Prompt: Report, word for word, every line of the material that contains "Bittersweet".

Stored data:

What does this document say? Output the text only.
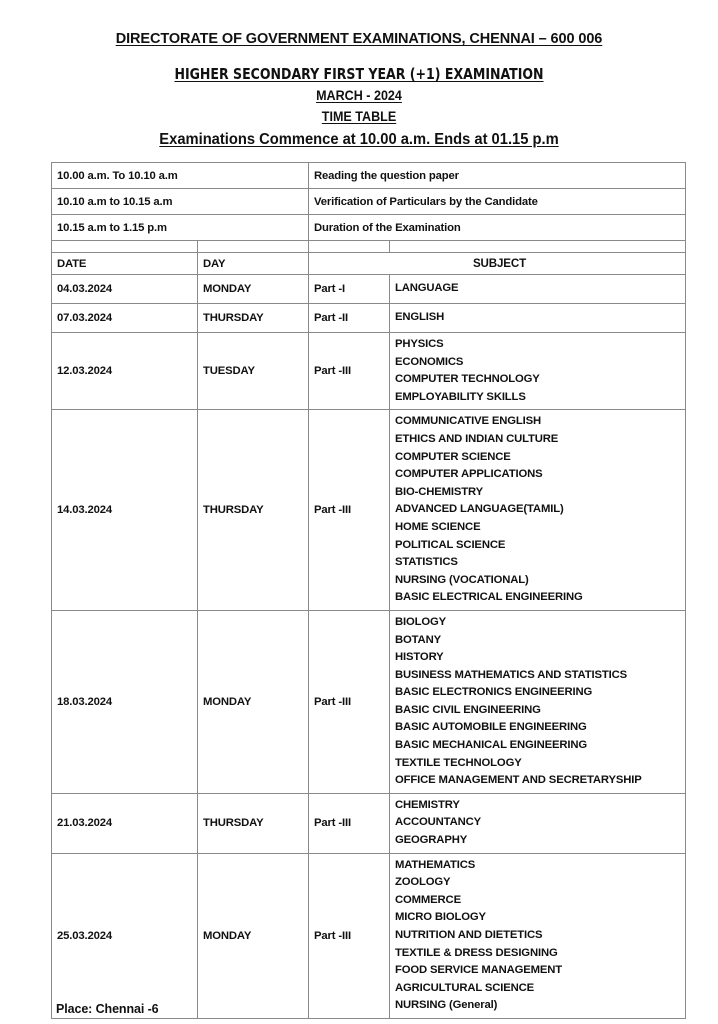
DIRECTORATE OF GOVERNMENT EXAMINATIONS, CHENNAI – 600 006
HIGHER SECONDARY FIRST YEAR (+1) EXAMINATION
MARCH - 2024
TIME TABLE
Examinations Commence at 10.00 a.m. Ends at 01.15 p.m
10.00 a.m. To 10.10 a.m		Reading the question paper	
10.10 a.m to 10.15 a.m		Verification of Particulars by the Candidate	
10.15 a.m to 1.15 p.m		Duration of the Examination	

DATE	DAY	SUBJECT	
04.03.2024	MONDAY	Part -I	LANGUAGE

07.03.2024	THURSDAY	Part -II	ENGLISH

12.03.2024	TUESDAY	Part -III	PHYSICS
ECONOMICS
COMPUTER TECHNOLOGY
EMPLOYABILITY SKILLS

14.03.2024	THURSDAY	Part -III	
COMMUNICATIVE ENGLISH
ETHICS AND INDIAN CULTURE
COMPUTER SCIENCE
COMPUTER APPLICATIONS
BIO-CHEMISTRY
ADVANCED LANGUAGE(TAMIL)
HOME SCIENCE
POLITICAL SCIENCE
STATISTICS
NURSING (VOCATIONAL)
BASIC ELECTRICAL ENGINEERING

18.03.2024	MONDAY	Part -III	
BIOLOGY
BOTANY
HISTORY
BUSINESS MATHEMATICS AND STATISTICS
BASIC ELECTRONICS ENGINEERING
BASIC CIVIL ENGINEERING
BASIC AUTOMOBILE ENGINEERING
BASIC MECHANICAL ENGINEERING
TEXTILE TECHNOLOGY
OFFICE MANAGEMENT AND SECRETARYSHIP

21.03.2024	THURSDAY	Part -III	CHEMISTRY
ACCOUNTANCY
GEOGRAPHY

25.03.2024	MONDAY	Part -III	
MATHEMATICS
ZOOLOGY
COMMERCE
MICRO BIOLOGY
NUTRITION AND DIETETICS
TEXTILE & DRESS DESIGNING
FOOD SERVICE MANAGEMENT
AGRICULTURAL SCIENCE
NURSING (General)
Place: Chennai -6
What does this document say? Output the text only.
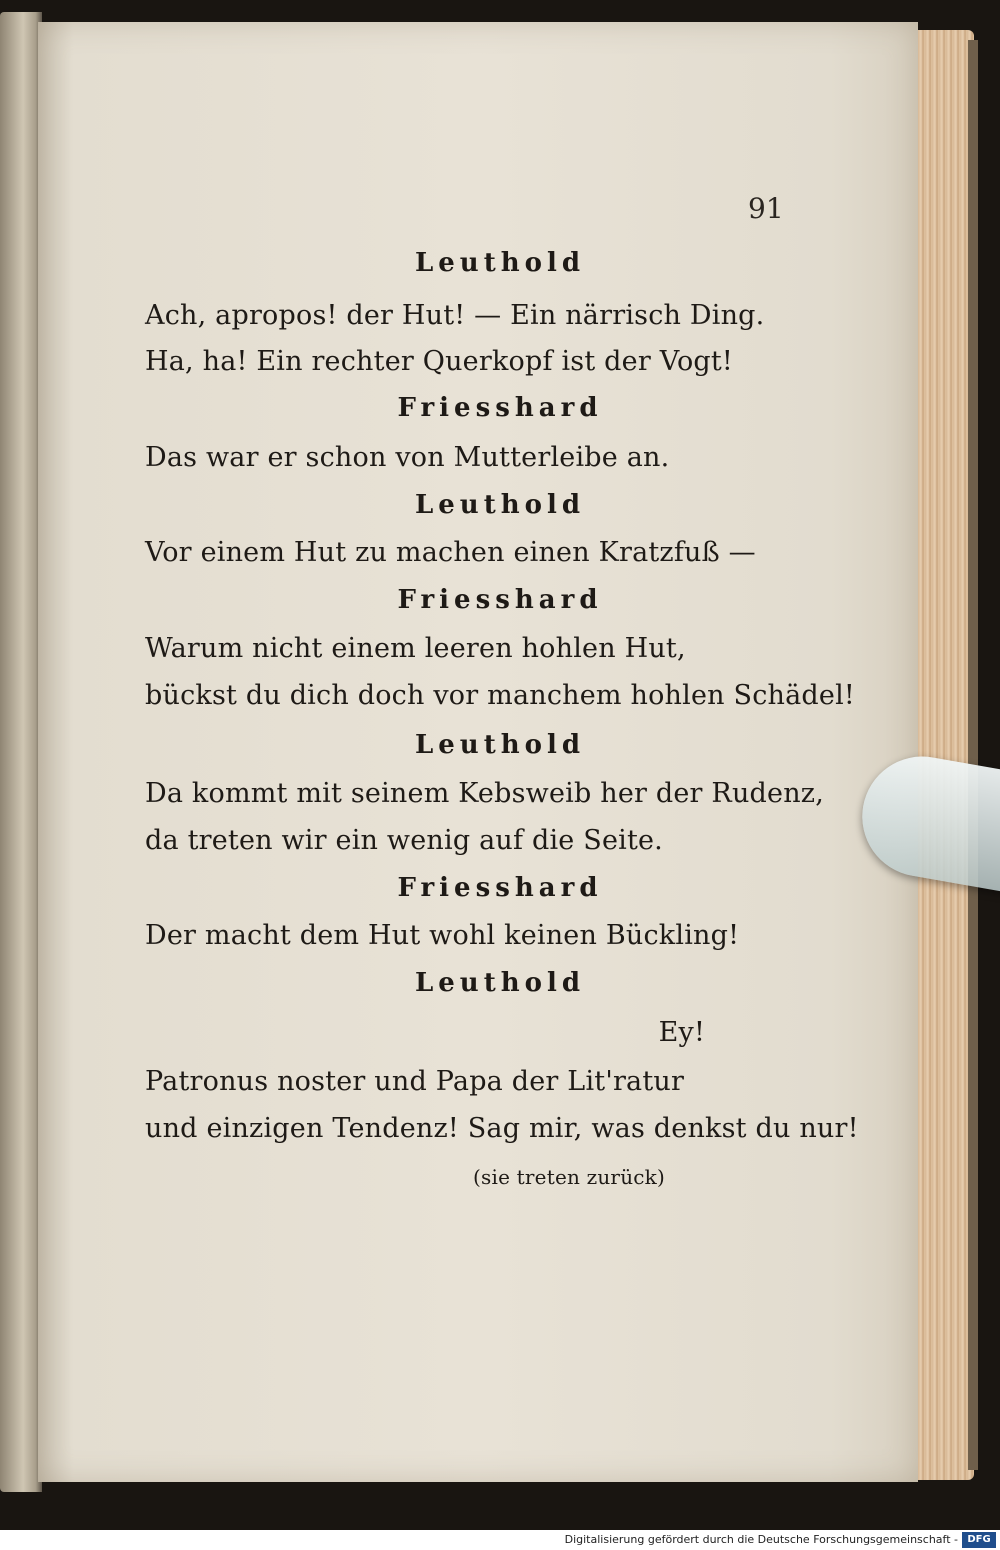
91
Leuthold
Ach, apropos! der Hut! — Ein närrisch Ding.
Ha, ha! Ein rechter Querkopf ist der Vogt!
Friesshard
Das war er schon von Mutterleibe an.
Leuthold
Vor einem Hut zu machen einen Kratzfuß —
Friesshard
Warum nicht einem leeren hohlen Hut,
bückst du dich doch vor manchem hohlen Schädel!
Leuthold
Da kommt mit seinem Kebsweib her der Rudenz,
da treten wir ein wenig auf die Seite.
Friesshard
Der macht dem Hut wohl keinen Bückling!
Leuthold
Ey!
Patronus noster und Papa der Lit'ratur
und einzigen Tendenz! Sag mir, was denkst du nur!
(sie treten zurück)
Digitalisierung gefördert durch die Deutsche Forschungsgemeinschaft - DFG
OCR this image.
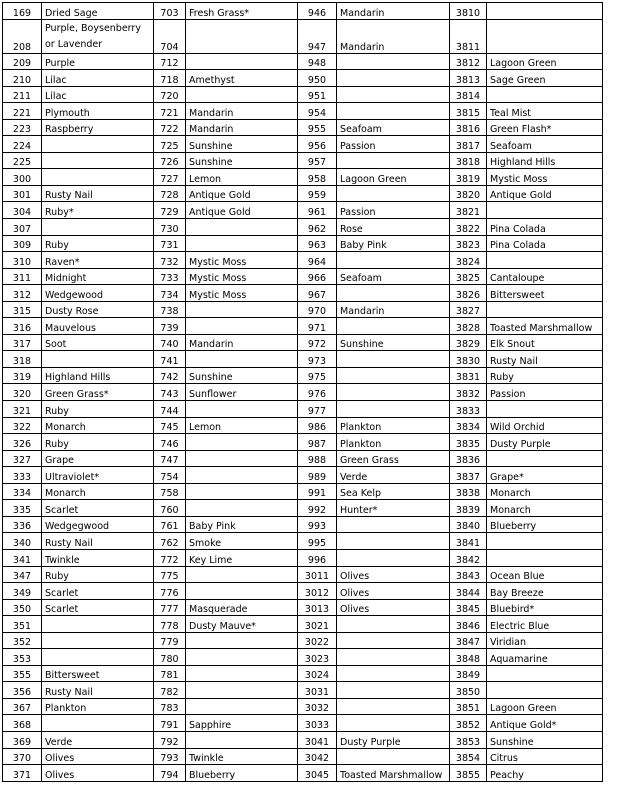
169	Dried Sage	703	Fresh Grass*	946	Mandarin	3810	
208	Purple, Boysenberry or Lavender	704		947	Mandarin	3811	
209	Purple	712		948		3812	Lagoon Green
210	Lilac	718	Amethyst	950		3813	Sage Green
211	Lilac	720		951		3814	
221	Plymouth	721	Mandarin	954		3815	Teal Mist
223	Raspberry	722	Mandarin	955	Seafoam	3816	Green Flash*
224		725	Sunshine	956	Passion	3817	Seafoam
225		726	Sunshine	957		3818	Highland Hills
300		727	Lemon	958	Lagoon Green	3819	Mystic Moss
301	Rusty Nail	728	Antique Gold	959		3820	Antique Gold
304	Ruby*	729	Antique Gold	961	Passion	3821	
307		730		962	Rose	3822	Pina Colada
309	Ruby	731		963	Baby Pink	3823	Pina Colada
310	Raven*	732	Mystic Moss	964		3824	
311	Midnight	733	Mystic Moss	966	Seafoam	3825	Cantaloupe
312	Wedgewood	734	Mystic Moss	967		3826	Bittersweet
315	Dusty Rose	738		970	Mandarin	3827	
316	Mauvelous	739		971		3828	Toasted Marshmallow
317	Soot	740	Mandarin	972	Sunshine	3829	Elk Snout
318		741		973		3830	Rusty Nail
319	Highland Hills	742	Sunshine	975		3831	Ruby
320	Green Grass*	743	Sunflower	976		3832	Passion
321	Ruby	744		977		3833	
322	Monarch	745	Lemon	986	Plankton	3834	Wild Orchid
326	Ruby	746		987	Plankton	3835	Dusty Purple
327	Grape	747		988	Green Grass	3836	
333	Ultraviolet*	754		989	Verde	3837	Grape*
334	Monarch	758		991	Sea Kelp	3838	Monarch
335	Scarlet	760		992	Hunter*	3839	Monarch
336	Wedgegwood	761	Baby Pink	993		3840	Blueberry
340	Rusty Nail	762	Smoke	995		3841	
341	Twinkle	772	Key Lime	996		3842	
347	Ruby	775		3011	Olives	3843	Ocean Blue
349	Scarlet	776		3012	Olives	3844	Bay Breeze
350	Scarlet	777	Masquerade	3013	Olives	3845	Bluebird*
351		778	Dusty Mauve*	3021		3846	Electric Blue
352		779		3022		3847	Viridian
353		780		3023		3848	Aquamarine
355	Bittersweet	781		3024		3849	
356	Rusty Nail	782		3031		3850	
367	Plankton	783		3032		3851	Lagoon Green
368		791	Sapphire	3033		3852	Antique Gold*
369	Verde	792		3041	Dusty Purple	3853	Sunshine
370	Olives	793	Twinkle	3042		3854	Citrus
371	Olives	794	Blueberry	3045	Toasted Marshmallow	3855	Peachy
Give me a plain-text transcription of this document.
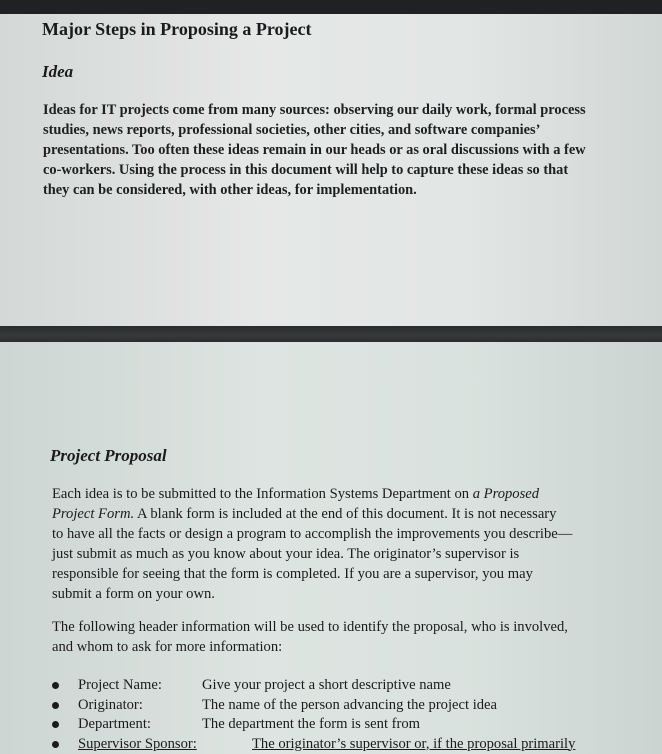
Major Steps in Proposing a Project
Idea
Ideas for IT projects come from many sources: observing our daily work, formal process
studies, news reports, professional societies, other cities, and software companies’
presentations. Too often these ideas remain in our heads or as oral discussions with a few
co-workers. Using the process in this document will help to capture these ideas so that
they can be considered, with other ideas, for implementation.
Project Proposal
Each idea is to be submitted to the Information Systems Department on a Proposed
Project Form. A blank form is included at the end of this document. It is not necessary
to have all the facts or design a program to accomplish the improvements you describe—
just submit as much as you know about your idea. The originator’s supervisor is
responsible for seeing that the form is completed. If you are a supervisor, you may
submit a form on your own.
The following header information will be used to identify the proposal, who is involved,
and whom to ask for more information:
Project Name:	Give your project a short descriptive name
Originator:	The name of the person advancing the project idea
Department:	The department the form is sent from
Supervisor Sponsor:	The originator’s supervisor or, if the proposal primarily
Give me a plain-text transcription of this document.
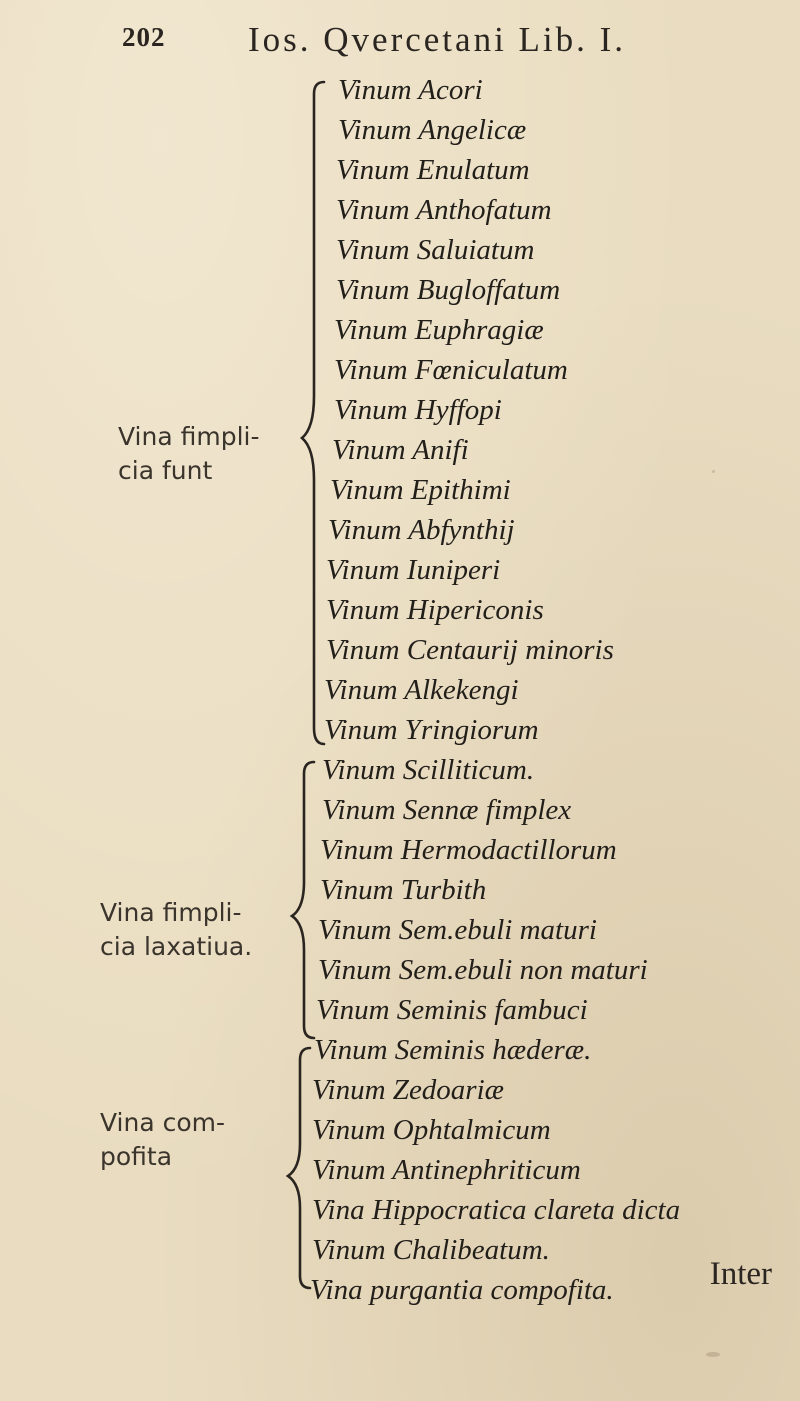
202 Ios. Qvercetani Lib. I.
Vina fimpli-
cia funt
Vina fimpli-
cia laxatiua.
Vina com-
pofita
Vinum Acori
Vinum Angelicæ
Vinum Enulatum
Vinum Anthofatum
Vinum Saluiatum
Vinum Bugloffatum
Vinum Euphragiæ
Vinum Fœniculatum
Vinum Hyffopi
Vinum Anifi
Vinum Epithimi
Vinum Abfynthij
Vinum Iuniperi
Vinum Hipericonis
Vinum Centaurij minoris
Vinum Alkekengi
Vinum Yringiorum
Vinum Scilliticum.
Vinum Sennæ fimplex
Vinum Hermodactillorum
Vinum Turbith
Vinum Sem.ebuli maturi
Vinum Sem.ebuli non maturi
Vinum Seminis fambuci
Vinum Seminis hæderæ.
Vinum Zedoariæ
Vinum Ophtalmicum
Vinum Antinephriticum
Vina Hippocratica clareta dicta
Vinum Chalibeatum.
Vina purgantia compofita.	Inter
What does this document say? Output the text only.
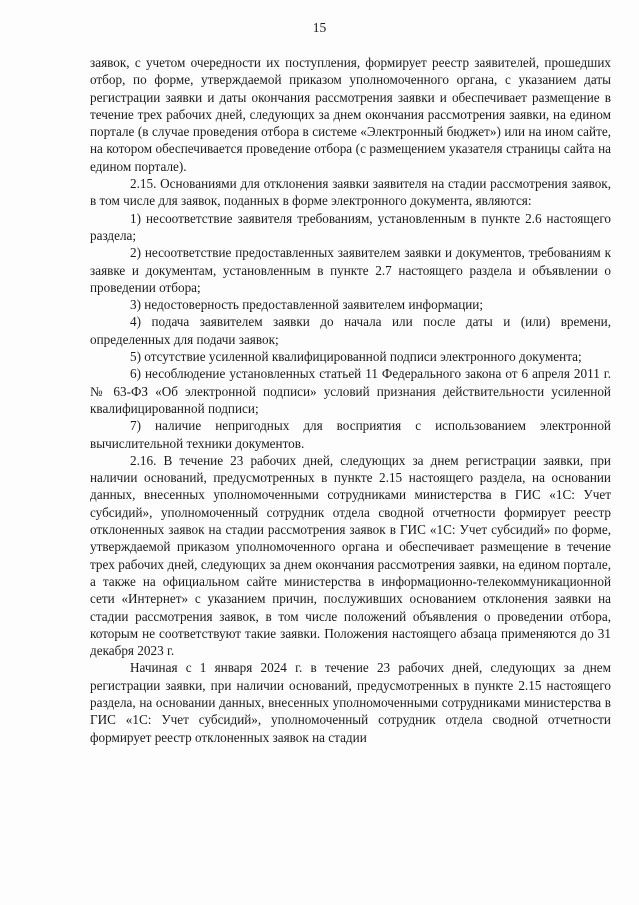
15

заявок, с учетом очередности их поступления, формирует реестр заявителей, прошедших отбор, по форме, утверждаемой приказом уполномоченного органа, с указанием даты регистрации заявки и даты окончания рассмотрения заявки и обеспечивает размещение в течение трех рабочих дней, следующих за днем окончания рассмотрения заявки, на едином портале (в случае проведения отбора в системе «Электронный бюджет») или на ином сайте, на котором обеспечивается проведение отбора (с размещением указателя страницы сайта на едином портале).

2.15. Основаниями для отклонения заявки заявителя на стадии рассмотрения заявок, в том числе для заявок, поданных в форме электронного документа, являются:

1) несоответствие заявителя требованиям, установленным в пункте 2.6 настоящего раздела;

2) несоответствие предоставленных заявителем заявки и документов, требованиям к заявке и документам, установленным в пункте 2.7 настоящего раздела и объявлении о проведении отбора;

3) недостоверность предоставленной заявителем информации;

4) подача заявителем заявки до начала или после даты и (или) времени, определенных для подачи заявок;

5) отсутствие усиленной квалифицированной подписи электронного документа;

6) несоблюдение установленных статьей 11 Федерального закона от 6 апреля 2011 г. № 63-ФЗ «Об электронной подписи» условий признания действительности усиленной квалифицированной подписи;

7) наличие непригодных для восприятия с использованием электронной вычислительной техники документов.

2.16. В течение 23 рабочих дней, следующих за днем регистрации заявки, при наличии оснований, предусмотренных в пункте 2.15 настоящего раздела, на основании данных, внесенных уполномоченными сотрудниками министерства в ГИС «1С: Учет субсидий», уполномоченный сотрудник отдела сводной отчетности формирует реестр отклоненных заявок на стадии рассмотрения заявок в ГИС «1С: Учет субсидий» по форме, утверждаемой приказом уполномоченного органа и обеспечивает размещение в течение трех рабочих дней, следующих за днем окончания рассмотрения заявки, на едином портале, а также на официальном сайте министерства в информационно-телекоммуникационной сети «Интернет» с указанием причин, послуживших основанием отклонения заявки на стадии рассмотрения заявок, в том числе положений объявления о проведении отбора, которым не соответствуют такие заявки. Положения настоящего абзаца применяются до 31 декабря 2023 г.

Начиная с 1 января 2024 г. в течение 23 рабочих дней, следующих за днем регистрации заявки, при наличии оснований, предусмотренных в пункте 2.15 настоящего раздела, на основании данных, внесенных уполномоченными сотрудниками министерства в ГИС «1С: Учет субсидий», уполномоченный сотрудник отдела сводной отчетности формирует реестр отклоненных заявок на стадии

Result:
312	Wedgewood	734	Mystic Moss	967		3826	Bittersweet
355	Bittersweet	781		3024		3849	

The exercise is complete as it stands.